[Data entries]
=-=-=-=-=

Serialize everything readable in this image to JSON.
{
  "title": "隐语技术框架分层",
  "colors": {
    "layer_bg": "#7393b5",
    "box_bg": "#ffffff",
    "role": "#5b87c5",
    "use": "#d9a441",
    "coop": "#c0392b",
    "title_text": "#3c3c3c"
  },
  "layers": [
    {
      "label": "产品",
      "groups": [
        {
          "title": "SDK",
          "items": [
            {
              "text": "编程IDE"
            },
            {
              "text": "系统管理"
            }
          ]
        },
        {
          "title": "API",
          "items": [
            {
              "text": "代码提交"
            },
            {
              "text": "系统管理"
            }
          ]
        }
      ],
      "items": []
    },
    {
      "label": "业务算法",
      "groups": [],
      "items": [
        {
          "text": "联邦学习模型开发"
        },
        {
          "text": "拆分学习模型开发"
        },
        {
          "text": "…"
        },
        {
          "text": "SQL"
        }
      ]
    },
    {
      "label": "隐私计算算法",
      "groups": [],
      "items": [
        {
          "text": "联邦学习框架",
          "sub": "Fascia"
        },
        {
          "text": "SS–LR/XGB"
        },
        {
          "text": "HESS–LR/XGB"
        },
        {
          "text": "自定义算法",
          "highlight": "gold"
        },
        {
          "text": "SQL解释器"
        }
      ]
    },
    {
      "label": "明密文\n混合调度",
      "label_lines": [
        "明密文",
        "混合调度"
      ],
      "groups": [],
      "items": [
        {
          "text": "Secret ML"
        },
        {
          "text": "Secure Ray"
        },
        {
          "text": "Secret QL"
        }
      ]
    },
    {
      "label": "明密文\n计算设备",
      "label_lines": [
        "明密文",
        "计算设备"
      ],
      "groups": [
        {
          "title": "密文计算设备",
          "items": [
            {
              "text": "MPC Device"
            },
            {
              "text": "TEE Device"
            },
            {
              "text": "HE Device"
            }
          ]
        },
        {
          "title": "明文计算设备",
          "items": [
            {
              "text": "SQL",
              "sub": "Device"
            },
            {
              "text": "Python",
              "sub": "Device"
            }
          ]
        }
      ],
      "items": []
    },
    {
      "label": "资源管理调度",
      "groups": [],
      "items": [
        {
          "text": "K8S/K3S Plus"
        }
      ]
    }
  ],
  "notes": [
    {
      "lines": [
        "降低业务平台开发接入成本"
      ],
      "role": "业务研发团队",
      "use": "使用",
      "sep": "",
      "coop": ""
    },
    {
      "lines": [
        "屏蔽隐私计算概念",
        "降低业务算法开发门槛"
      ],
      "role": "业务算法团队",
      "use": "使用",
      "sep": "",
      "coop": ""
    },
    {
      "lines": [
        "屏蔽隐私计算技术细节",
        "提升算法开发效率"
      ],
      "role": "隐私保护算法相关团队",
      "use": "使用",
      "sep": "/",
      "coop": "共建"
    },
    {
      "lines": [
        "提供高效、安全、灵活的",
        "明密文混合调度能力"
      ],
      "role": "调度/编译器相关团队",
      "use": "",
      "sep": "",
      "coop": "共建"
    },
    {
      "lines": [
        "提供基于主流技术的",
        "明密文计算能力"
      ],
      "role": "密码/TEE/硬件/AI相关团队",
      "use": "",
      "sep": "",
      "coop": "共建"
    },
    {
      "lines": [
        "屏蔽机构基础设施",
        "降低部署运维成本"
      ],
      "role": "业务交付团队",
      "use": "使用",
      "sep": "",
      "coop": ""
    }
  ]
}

=-=-=-=-=

*Exercise aim*.
Your task is to repeat the data exactly; please include every line.

*Response below*.
Serialize everything readable in this image to JSON.
{
  "title": "隐语技术框架分层",
  "colors": {
    "layer_bg": "#7393b5",
    "box_bg": "#ffffff",
    "role": "#5b87c5",
    "use": "#d9a441",
    "coop": "#c0392b",
    "title_text": "#3c3c3c"
  },
  "layers": [
    {
      "label": "产品",
      "groups": [
        {
          "title": "SDK",
          "items": [
            {
              "text": "编程IDE"
            },
            {
              "text": "系统管理"
            }
          ]
        },
        {
          "title": "API",
          "items": [
            {
              "text": "代码提交"
            },
            {
              "text": "系统管理"
            }
          ]
        }
      ],
      "items": []
    },
    {
      "label": "业务算法",
      "groups": [],
      "items": [
        {
          "text": "联邦学习模型开发"
        },
        {
          "text": "拆分学习模型开发"
        },
        {
          "text": "…"
        },
        {
          "text": "SQL"
        }
      ]
    },
    {
      "label": "隐私计算算法",
      "groups": [],
      "items": [
        {
          "text": "联邦学习框架",
          "sub": "Fascia"
        },
        {
          "text": "SS–LR/XGB"
        },
        {
          "text": "HESS–LR/XGB"
        },
        {
          "text": "自定义算法",
          "highlight": "gold"
        },
        {
          "text": "SQL解释器"
        }
      ]
    },
    {
      "label": "明密文\n混合调度",
      "label_lines": [
        "明密文",
        "混合调度"
      ],
      "groups": [],
      "items": [
        {
          "text": "Secret ML"
        },
        {
          "text": "Secure Ray"
        },
        {
          "text": "Secret QL"
        }
      ]
    },
    {
      "label": "明密文\n计算设备",
      "label_lines": [
        "明密文",
        "计算设备"
      ],
      "groups": [
        {
          "title": "密文计算设备",
          "items": [
            {
              "text": "MPC Device"
            },
            {
              "text": "TEE Device"
            },
            {
              "text": "HE Device"
            }
          ]
        },
        {
          "title": "明文计算设备",
          "items": [
            {
              "text": "SQL",
              "sub": "Device"
            },
            {
              "text": "Python",
              "sub": "Device"
            }
          ]
        }
      ],
      "items": []
    },
    {
      "label": "资源管理调度",
      "groups": [],
      "items": [
        {
          "text": "K8S/K3S Plus"
        }
      ]
    }
  ],
  "notes": [
    {
      "lines": [
        "降低业务平台开发接入成本"
      ],
      "role": "业务研发团队",
      "use": "使用",
      "sep": "",
      "coop": ""
    },
    {
      "lines": [
        "屏蔽隐私计算概念",
        "降低业务算法开发门槛"
      ],
      "role": "业务算法团队",
      "use": "使用",
      "sep": "",
      "coop": ""
    },
    {
      "lines": [
        "屏蔽隐私计算技术细节",
        "提升算法开发效率"
      ],
      "role": "隐私保护算法相关团队",
      "use": "使用",
      "sep": "/",
      "coop": "共建"
    },
    {
      "lines": [
        "提供高效、安全、灵活的",
        "明密文混合调度能力"
      ],
      "role": "调度/编译器相关团队",
      "use": "",
      "sep": "",
      "coop": "共建"
    },
    {
      "lines": [
        "提供基于主流技术的",
        "明密文计算能力"
      ],
      "role": "密码/TEE/硬件/AI相关团队",
      "use": "",
      "sep": "",
      "coop": "共建"
    },
    {
      "lines": [
        "屏蔽机构基础设施",
        "降低部署运维成本"
      ],
      "role": "业务交付团队",
      "use": "使用",
      "sep": "",
      "coop": ""
    }
  ]
}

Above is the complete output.